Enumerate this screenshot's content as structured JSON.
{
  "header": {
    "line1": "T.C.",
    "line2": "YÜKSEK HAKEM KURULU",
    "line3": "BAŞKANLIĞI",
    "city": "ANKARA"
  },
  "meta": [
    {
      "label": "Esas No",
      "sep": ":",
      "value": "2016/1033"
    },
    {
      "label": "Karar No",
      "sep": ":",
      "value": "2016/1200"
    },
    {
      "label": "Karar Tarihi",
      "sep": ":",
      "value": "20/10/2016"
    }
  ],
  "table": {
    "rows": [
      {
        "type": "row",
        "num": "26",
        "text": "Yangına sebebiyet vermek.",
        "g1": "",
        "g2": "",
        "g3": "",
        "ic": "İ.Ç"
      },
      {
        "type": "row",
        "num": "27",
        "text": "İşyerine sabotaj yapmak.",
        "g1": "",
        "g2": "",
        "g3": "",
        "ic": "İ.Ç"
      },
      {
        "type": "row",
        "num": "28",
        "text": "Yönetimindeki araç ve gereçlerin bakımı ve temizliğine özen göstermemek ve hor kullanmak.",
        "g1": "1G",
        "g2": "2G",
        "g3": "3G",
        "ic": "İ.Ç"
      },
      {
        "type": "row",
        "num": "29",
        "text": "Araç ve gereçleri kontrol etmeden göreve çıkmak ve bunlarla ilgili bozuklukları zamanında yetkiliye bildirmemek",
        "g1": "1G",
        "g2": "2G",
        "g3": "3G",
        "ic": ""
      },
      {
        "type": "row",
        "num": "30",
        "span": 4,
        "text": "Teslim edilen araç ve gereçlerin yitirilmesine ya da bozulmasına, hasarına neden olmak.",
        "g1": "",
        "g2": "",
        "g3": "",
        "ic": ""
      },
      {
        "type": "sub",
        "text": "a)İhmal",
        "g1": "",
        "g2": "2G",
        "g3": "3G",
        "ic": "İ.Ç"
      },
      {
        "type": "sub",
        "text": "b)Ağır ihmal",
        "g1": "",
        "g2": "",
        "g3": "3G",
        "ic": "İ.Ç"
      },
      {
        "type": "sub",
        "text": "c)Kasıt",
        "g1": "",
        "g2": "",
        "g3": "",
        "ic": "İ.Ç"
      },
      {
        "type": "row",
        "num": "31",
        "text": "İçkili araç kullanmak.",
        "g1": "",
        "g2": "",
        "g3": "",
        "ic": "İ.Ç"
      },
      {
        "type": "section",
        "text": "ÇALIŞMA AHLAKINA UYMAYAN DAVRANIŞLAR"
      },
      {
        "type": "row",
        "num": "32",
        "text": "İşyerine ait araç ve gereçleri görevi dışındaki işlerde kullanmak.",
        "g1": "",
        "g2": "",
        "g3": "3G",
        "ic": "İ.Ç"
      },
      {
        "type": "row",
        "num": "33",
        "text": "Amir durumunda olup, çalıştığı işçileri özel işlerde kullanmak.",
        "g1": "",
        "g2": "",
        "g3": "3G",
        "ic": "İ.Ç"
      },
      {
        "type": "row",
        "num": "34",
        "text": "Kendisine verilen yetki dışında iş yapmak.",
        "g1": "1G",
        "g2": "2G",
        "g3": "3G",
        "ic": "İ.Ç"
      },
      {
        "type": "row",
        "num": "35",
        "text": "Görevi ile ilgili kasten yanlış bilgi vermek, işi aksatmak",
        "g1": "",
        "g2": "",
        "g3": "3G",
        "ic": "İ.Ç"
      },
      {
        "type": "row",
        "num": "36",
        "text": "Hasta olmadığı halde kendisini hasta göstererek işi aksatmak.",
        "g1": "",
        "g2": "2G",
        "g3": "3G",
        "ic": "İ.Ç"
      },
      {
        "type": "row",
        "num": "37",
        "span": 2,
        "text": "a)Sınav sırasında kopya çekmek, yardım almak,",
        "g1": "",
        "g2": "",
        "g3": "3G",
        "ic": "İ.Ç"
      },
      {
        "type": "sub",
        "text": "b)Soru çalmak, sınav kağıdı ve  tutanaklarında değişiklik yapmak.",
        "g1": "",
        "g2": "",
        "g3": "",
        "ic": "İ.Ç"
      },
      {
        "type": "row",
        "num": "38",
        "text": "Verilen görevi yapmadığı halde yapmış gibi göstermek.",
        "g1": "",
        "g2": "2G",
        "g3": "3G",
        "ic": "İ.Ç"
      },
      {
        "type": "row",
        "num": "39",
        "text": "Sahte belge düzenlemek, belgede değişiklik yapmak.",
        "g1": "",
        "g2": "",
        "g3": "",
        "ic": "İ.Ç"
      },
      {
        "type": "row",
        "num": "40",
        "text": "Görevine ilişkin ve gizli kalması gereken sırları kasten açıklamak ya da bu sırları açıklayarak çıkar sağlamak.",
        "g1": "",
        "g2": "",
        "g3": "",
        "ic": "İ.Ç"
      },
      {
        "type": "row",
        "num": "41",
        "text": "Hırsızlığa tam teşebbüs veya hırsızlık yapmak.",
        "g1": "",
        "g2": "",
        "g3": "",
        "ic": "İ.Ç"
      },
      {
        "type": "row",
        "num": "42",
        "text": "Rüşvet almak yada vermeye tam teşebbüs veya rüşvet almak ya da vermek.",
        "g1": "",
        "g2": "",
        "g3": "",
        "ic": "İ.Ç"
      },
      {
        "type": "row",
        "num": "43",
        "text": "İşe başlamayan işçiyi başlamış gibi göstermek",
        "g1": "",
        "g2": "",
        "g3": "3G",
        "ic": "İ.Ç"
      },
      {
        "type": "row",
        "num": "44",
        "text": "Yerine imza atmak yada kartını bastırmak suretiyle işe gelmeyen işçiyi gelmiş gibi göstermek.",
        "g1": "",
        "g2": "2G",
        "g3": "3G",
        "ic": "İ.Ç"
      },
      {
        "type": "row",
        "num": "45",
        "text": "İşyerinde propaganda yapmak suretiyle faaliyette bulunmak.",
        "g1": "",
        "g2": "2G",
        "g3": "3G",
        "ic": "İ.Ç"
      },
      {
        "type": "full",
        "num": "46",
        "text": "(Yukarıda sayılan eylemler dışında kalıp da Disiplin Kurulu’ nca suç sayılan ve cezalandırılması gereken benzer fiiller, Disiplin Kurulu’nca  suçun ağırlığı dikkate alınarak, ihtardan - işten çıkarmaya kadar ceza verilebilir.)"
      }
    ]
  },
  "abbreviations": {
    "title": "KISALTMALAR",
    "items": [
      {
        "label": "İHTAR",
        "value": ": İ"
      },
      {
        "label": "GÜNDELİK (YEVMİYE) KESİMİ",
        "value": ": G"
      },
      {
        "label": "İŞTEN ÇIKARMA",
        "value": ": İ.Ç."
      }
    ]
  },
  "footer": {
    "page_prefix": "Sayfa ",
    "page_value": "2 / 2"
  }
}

--

» Problem requirements:
Set down the material above again, word for word.

» Response below:
Enumerate this screenshot's content as structured JSON.
{
  "header": {
    "line1": "T.C.",
    "line2": "YÜKSEK HAKEM KURULU",
    "line3": "BAŞKANLIĞI",
    "city": "ANKARA"
  },
  "meta": [
    {
      "label": "Esas No",
      "sep": ":",
      "value": "2016/1033"
    },
    {
      "label": "Karar No",
      "sep": ":",
      "value": "2016/1200"
    },
    {
      "label": "Karar Tarihi",
      "sep": ":",
      "value": "20/10/2016"
    }
  ],
  "table": {
    "rows": [
      {
        "type": "row",
        "num": "26",
        "text": "Yangına sebebiyet vermek.",
        "g1": "",
        "g2": "",
        "g3": "",
        "ic": "İ.Ç"
      },
      {
        "type": "row",
        "num": "27",
        "text": "İşyerine sabotaj yapmak.",
        "g1": "",
        "g2": "",
        "g3": "",
        "ic": "İ.Ç"
      },
      {
        "type": "row",
        "num": "28",
        "text": "Yönetimindeki araç ve gereçlerin bakımı ve temizliğine özen göstermemek ve hor kullanmak.",
        "g1": "1G",
        "g2": "2G",
        "g3": "3G",
        "ic": "İ.Ç"
      },
      {
        "type": "row",
        "num": "29",
        "text": "Araç ve gereçleri kontrol etmeden göreve çıkmak ve bunlarla ilgili bozuklukları zamanında yetkiliye bildirmemek",
        "g1": "1G",
        "g2": "2G",
        "g3": "3G",
        "ic": ""
      },
      {
        "type": "row",
        "num": "30",
        "span": 4,
        "text": "Teslim edilen araç ve gereçlerin yitirilmesine ya da bozulmasına, hasarına neden olmak.",
        "g1": "",
        "g2": "",
        "g3": "",
        "ic": ""
      },
      {
        "type": "sub",
        "text": "a)İhmal",
        "g1": "",
        "g2": "2G",
        "g3": "3G",
        "ic": "İ.Ç"
      },
      {
        "type": "sub",
        "text": "b)Ağır ihmal",
        "g1": "",
        "g2": "",
        "g3": "3G",
        "ic": "İ.Ç"
      },
      {
        "type": "sub",
        "text": "c)Kasıt",
        "g1": "",
        "g2": "",
        "g3": "",
        "ic": "İ.Ç"
      },
      {
        "type": "row",
        "num": "31",
        "text": "İçkili araç kullanmak.",
        "g1": "",
        "g2": "",
        "g3": "",
        "ic": "İ.Ç"
      },
      {
        "type": "section",
        "text": "ÇALIŞMA AHLAKINA UYMAYAN DAVRANIŞLAR"
      },
      {
        "type": "row",
        "num": "32",
        "text": "İşyerine ait araç ve gereçleri görevi dışındaki işlerde kullanmak.",
        "g1": "",
        "g2": "",
        "g3": "3G",
        "ic": "İ.Ç"
      },
      {
        "type": "row",
        "num": "33",
        "text": "Amir durumunda olup, çalıştığı işçileri özel işlerde kullanmak.",
        "g1": "",
        "g2": "",
        "g3": "3G",
        "ic": "İ.Ç"
      },
      {
        "type": "row",
        "num": "34",
        "text": "Kendisine verilen yetki dışında iş yapmak.",
        "g1": "1G",
        "g2": "2G",
        "g3": "3G",
        "ic": "İ.Ç"
      },
      {
        "type": "row",
        "num": "35",
        "text": "Görevi ile ilgili kasten yanlış bilgi vermek, işi aksatmak",
        "g1": "",
        "g2": "",
        "g3": "3G",
        "ic": "İ.Ç"
      },
      {
        "type": "row",
        "num": "36",
        "text": "Hasta olmadığı halde kendisini hasta göstererek işi aksatmak.",
        "g1": "",
        "g2": "2G",
        "g3": "3G",
        "ic": "İ.Ç"
      },
      {
        "type": "row",
        "num": "37",
        "span": 2,
        "text": "a)Sınav sırasında kopya çekmek, yardım almak,",
        "g1": "",
        "g2": "",
        "g3": "3G",
        "ic": "İ.Ç"
      },
      {
        "type": "sub",
        "text": "b)Soru çalmak, sınav kağıdı ve  tutanaklarında değişiklik yapmak.",
        "g1": "",
        "g2": "",
        "g3": "",
        "ic": "İ.Ç"
      },
      {
        "type": "row",
        "num": "38",
        "text": "Verilen görevi yapmadığı halde yapmış gibi göstermek.",
        "g1": "",
        "g2": "2G",
        "g3": "3G",
        "ic": "İ.Ç"
      },
      {
        "type": "row",
        "num": "39",
        "text": "Sahte belge düzenlemek, belgede değişiklik yapmak.",
        "g1": "",
        "g2": "",
        "g3": "",
        "ic": "İ.Ç"
      },
      {
        "type": "row",
        "num": "40",
        "text": "Görevine ilişkin ve gizli kalması gereken sırları kasten açıklamak ya da bu sırları açıklayarak çıkar sağlamak.",
        "g1": "",
        "g2": "",
        "g3": "",
        "ic": "İ.Ç"
      },
      {
        "type": "row",
        "num": "41",
        "text": "Hırsızlığa tam teşebbüs veya hırsızlık yapmak.",
        "g1": "",
        "g2": "",
        "g3": "",
        "ic": "İ.Ç"
      },
      {
        "type": "row",
        "num": "42",
        "text": "Rüşvet almak yada vermeye tam teşebbüs veya rüşvet almak ya da vermek.",
        "g1": "",
        "g2": "",
        "g3": "",
        "ic": "İ.Ç"
      },
      {
        "type": "row",
        "num": "43",
        "text": "İşe başlamayan işçiyi başlamış gibi göstermek",
        "g1": "",
        "g2": "",
        "g3": "3G",
        "ic": "İ.Ç"
      },
      {
        "type": "row",
        "num": "44",
        "text": "Yerine imza atmak yada kartını bastırmak suretiyle işe gelmeyen işçiyi gelmiş gibi göstermek.",
        "g1": "",
        "g2": "2G",
        "g3": "3G",
        "ic": "İ.Ç"
      },
      {
        "type": "row",
        "num": "45",
        "text": "İşyerinde propaganda yapmak suretiyle faaliyette bulunmak.",
        "g1": "",
        "g2": "2G",
        "g3": "3G",
        "ic": "İ.Ç"
      },
      {
        "type": "full",
        "num": "46",
        "text": "(Yukarıda sayılan eylemler dışında kalıp da Disiplin Kurulu’ nca suç sayılan ve cezalandırılması gereken benzer fiiller, Disiplin Kurulu’nca  suçun ağırlığı dikkate alınarak, ihtardan - işten çıkarmaya kadar ceza verilebilir.)"
      }
    ]
  },
  "abbreviations": {
    "title": "KISALTMALAR",
    "items": [
      {
        "label": "İHTAR",
        "value": ": İ"
      },
      {
        "label": "GÜNDELİK (YEVMİYE) KESİMİ",
        "value": ": G"
      },
      {
        "label": "İŞTEN ÇIKARMA",
        "value": ": İ.Ç."
      }
    ]
  },
  "footer": {
    "page_prefix": "Sayfa ",
    "page_value": "2 / 2"
  }
}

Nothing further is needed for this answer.